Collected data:
:::

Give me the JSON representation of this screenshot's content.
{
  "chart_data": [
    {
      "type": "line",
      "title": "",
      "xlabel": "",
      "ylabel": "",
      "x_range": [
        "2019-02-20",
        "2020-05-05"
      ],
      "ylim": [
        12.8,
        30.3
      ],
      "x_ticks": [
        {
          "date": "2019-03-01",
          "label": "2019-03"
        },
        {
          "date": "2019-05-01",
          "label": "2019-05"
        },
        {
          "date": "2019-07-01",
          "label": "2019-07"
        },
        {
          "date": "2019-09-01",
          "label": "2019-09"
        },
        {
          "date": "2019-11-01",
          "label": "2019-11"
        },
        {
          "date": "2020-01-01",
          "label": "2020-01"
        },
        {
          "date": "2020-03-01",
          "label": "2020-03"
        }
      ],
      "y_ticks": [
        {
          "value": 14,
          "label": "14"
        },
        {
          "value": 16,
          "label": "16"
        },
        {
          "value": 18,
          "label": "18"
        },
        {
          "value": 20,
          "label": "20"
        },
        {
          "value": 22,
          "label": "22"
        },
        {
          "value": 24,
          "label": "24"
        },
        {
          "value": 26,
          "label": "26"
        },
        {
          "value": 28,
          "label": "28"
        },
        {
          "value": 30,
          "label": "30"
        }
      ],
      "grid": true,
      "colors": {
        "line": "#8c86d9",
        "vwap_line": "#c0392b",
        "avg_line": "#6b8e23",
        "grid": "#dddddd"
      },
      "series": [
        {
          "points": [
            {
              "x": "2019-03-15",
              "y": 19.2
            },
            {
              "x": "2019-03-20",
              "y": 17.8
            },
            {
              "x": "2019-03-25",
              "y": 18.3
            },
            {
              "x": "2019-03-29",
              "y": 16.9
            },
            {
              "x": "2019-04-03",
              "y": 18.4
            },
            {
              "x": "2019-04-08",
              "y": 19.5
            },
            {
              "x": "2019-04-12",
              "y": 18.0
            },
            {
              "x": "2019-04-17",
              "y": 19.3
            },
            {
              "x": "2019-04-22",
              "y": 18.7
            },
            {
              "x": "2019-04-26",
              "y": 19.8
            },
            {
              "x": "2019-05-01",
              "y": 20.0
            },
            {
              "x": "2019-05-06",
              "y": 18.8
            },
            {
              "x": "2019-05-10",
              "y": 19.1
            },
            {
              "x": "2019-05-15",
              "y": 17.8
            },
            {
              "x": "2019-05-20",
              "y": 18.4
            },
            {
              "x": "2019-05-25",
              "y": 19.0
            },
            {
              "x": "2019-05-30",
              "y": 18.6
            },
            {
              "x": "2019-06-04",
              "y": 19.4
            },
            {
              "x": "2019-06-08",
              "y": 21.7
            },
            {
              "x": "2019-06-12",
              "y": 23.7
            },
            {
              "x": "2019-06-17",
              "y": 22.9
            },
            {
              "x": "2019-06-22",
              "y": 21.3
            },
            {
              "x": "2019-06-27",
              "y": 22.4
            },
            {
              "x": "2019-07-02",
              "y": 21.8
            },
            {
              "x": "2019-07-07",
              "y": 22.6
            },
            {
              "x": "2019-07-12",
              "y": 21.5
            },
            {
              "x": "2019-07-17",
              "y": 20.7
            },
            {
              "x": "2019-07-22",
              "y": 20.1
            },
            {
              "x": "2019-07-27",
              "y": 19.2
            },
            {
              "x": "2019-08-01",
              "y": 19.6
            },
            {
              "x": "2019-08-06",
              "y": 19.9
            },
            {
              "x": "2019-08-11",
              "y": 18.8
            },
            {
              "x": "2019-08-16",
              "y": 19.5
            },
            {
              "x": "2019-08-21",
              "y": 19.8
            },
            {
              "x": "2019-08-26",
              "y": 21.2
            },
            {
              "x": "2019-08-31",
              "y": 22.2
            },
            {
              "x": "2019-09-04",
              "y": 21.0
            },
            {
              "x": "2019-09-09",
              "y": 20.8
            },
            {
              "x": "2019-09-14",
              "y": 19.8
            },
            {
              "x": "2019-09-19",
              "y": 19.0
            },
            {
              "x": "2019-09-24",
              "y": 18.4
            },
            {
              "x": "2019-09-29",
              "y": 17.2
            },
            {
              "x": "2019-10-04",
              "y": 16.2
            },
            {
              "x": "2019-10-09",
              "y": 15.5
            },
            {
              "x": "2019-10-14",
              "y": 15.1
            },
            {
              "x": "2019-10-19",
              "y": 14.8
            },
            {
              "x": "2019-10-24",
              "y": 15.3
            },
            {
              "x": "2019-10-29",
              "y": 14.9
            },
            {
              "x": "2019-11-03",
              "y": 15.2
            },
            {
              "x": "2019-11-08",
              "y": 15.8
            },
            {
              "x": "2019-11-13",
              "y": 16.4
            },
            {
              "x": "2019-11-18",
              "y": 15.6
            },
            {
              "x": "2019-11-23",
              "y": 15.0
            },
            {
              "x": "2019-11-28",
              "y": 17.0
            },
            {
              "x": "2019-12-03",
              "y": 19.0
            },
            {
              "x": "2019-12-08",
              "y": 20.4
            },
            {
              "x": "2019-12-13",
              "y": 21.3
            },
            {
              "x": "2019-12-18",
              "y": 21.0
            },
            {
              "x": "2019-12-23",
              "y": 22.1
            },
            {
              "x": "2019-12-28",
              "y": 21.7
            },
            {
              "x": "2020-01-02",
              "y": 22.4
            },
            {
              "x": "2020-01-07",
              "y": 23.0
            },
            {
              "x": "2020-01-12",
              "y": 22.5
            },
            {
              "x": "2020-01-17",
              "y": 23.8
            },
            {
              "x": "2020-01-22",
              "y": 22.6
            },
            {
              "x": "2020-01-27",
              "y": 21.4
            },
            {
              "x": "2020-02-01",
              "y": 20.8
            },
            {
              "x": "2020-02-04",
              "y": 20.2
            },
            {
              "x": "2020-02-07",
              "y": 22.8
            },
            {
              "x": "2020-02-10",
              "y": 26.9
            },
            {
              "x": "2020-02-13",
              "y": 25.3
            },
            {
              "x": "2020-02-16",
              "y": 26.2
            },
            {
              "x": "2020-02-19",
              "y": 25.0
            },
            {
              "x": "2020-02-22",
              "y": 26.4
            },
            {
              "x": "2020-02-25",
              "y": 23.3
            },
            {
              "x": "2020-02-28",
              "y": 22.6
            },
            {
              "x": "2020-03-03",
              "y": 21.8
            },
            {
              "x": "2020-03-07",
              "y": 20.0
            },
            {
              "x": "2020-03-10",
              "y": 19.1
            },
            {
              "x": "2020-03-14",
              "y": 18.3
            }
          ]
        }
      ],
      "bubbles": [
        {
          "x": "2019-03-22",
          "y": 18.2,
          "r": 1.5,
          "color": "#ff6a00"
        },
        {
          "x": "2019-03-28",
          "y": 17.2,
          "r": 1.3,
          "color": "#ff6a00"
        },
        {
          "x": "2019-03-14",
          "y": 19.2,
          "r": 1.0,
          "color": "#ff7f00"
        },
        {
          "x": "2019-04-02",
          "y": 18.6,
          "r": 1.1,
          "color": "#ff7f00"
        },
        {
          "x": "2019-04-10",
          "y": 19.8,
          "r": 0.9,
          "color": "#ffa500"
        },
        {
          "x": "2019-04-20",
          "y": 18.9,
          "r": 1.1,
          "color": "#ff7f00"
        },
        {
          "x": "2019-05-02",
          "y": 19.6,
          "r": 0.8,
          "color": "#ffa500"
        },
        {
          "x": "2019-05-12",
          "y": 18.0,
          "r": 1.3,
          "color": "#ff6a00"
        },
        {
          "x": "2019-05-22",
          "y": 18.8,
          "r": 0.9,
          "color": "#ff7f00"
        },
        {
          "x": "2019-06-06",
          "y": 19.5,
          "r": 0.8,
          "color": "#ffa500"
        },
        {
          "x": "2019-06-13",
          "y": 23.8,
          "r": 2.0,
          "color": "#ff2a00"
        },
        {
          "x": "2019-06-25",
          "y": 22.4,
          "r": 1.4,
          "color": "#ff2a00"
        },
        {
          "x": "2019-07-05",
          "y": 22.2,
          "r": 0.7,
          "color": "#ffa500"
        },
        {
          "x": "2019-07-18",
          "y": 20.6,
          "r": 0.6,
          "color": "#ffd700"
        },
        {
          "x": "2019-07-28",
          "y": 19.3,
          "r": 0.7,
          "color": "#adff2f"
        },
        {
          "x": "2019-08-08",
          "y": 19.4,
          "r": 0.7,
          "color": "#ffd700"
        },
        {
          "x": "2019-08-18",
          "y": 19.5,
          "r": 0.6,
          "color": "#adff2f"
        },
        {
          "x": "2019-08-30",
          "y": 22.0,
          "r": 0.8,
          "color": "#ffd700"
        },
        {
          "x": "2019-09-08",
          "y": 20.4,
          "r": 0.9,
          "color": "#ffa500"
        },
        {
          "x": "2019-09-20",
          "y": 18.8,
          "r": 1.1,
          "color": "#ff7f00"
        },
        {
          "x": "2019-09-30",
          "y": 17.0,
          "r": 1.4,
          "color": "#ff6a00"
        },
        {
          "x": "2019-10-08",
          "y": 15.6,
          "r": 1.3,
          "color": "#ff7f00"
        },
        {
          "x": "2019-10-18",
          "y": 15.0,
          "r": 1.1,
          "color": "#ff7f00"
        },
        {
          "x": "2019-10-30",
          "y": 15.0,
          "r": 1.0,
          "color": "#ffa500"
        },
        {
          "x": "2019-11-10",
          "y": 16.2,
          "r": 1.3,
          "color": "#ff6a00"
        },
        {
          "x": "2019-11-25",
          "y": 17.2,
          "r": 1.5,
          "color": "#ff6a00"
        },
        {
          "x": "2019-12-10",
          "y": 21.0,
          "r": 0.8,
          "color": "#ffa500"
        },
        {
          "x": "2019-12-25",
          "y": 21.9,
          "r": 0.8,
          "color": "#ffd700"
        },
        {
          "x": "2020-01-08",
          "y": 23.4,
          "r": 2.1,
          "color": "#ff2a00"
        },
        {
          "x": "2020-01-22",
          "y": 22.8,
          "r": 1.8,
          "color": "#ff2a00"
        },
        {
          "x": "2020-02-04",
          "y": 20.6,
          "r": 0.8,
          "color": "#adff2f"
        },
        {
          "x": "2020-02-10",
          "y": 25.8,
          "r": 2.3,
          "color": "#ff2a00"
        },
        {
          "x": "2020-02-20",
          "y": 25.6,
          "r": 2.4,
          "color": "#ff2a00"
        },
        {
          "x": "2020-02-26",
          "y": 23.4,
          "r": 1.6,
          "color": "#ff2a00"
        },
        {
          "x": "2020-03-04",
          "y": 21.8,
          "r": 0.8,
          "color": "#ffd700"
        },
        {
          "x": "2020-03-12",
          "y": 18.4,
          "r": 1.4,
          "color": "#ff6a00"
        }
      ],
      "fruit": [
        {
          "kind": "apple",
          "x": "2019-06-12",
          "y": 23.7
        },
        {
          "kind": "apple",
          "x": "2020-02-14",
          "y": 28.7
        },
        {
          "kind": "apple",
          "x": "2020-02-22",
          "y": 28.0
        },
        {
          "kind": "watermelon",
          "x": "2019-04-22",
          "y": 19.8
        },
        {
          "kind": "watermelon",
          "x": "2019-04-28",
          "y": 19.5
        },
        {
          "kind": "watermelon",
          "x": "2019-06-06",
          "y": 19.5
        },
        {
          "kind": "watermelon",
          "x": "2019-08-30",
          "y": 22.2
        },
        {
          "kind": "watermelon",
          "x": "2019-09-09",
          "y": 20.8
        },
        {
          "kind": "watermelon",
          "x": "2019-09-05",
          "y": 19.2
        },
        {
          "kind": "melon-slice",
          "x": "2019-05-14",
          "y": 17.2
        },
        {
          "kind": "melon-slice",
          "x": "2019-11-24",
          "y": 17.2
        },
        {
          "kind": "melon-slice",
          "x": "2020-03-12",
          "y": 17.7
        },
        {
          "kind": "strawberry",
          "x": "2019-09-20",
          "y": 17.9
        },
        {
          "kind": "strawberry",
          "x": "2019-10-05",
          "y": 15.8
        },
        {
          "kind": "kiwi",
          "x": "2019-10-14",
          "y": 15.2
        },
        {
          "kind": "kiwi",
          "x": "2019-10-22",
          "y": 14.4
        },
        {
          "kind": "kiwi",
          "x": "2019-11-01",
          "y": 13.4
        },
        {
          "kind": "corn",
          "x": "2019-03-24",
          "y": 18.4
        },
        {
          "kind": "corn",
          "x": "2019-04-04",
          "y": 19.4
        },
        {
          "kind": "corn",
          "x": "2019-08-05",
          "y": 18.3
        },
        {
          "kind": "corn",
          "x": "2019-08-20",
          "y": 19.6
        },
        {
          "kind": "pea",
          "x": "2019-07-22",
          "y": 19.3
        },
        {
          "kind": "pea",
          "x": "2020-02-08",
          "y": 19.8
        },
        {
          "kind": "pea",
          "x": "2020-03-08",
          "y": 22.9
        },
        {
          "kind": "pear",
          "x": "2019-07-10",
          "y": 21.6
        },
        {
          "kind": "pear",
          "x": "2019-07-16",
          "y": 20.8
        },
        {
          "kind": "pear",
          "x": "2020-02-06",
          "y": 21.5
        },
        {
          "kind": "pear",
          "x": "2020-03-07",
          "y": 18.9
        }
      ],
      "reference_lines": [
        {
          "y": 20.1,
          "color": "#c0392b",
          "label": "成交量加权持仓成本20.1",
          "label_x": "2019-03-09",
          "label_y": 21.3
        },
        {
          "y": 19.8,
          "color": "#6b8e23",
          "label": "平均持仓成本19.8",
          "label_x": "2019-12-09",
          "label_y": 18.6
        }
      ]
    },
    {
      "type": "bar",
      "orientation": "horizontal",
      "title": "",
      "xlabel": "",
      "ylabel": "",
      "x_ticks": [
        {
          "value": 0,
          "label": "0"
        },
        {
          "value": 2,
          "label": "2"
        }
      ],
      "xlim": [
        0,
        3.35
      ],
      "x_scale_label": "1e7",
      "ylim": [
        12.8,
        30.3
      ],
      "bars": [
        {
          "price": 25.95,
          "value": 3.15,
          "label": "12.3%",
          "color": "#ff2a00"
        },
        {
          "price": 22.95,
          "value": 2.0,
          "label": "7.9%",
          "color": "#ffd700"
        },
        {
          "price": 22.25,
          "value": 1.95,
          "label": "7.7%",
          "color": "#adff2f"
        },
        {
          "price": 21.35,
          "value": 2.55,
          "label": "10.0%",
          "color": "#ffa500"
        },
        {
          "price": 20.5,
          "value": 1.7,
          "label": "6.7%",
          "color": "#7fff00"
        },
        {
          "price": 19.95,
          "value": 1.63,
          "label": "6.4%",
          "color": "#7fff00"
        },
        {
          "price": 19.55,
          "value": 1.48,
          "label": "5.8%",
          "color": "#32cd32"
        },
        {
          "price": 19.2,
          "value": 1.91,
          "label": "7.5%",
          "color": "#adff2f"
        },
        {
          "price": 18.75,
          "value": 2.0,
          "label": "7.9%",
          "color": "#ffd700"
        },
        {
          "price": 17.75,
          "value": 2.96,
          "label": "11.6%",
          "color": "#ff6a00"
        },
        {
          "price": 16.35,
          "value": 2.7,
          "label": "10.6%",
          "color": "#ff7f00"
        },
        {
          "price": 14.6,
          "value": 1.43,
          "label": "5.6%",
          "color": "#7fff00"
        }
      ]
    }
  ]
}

:::

REQUIRED WORK: Show each line holding the word "price".

WRITTEN REPLY:
          "price": 25.95,
          "price": 22.95,
          "price": 22.25,
          "price": 21.35,
          "price": 20.5,
          "price": 19.95,
          "price": 19.55,
          "price": 19.2,
          "price": 18.75,
          "price": 17.75,
          "price": 16.35,
          "price": 14.6,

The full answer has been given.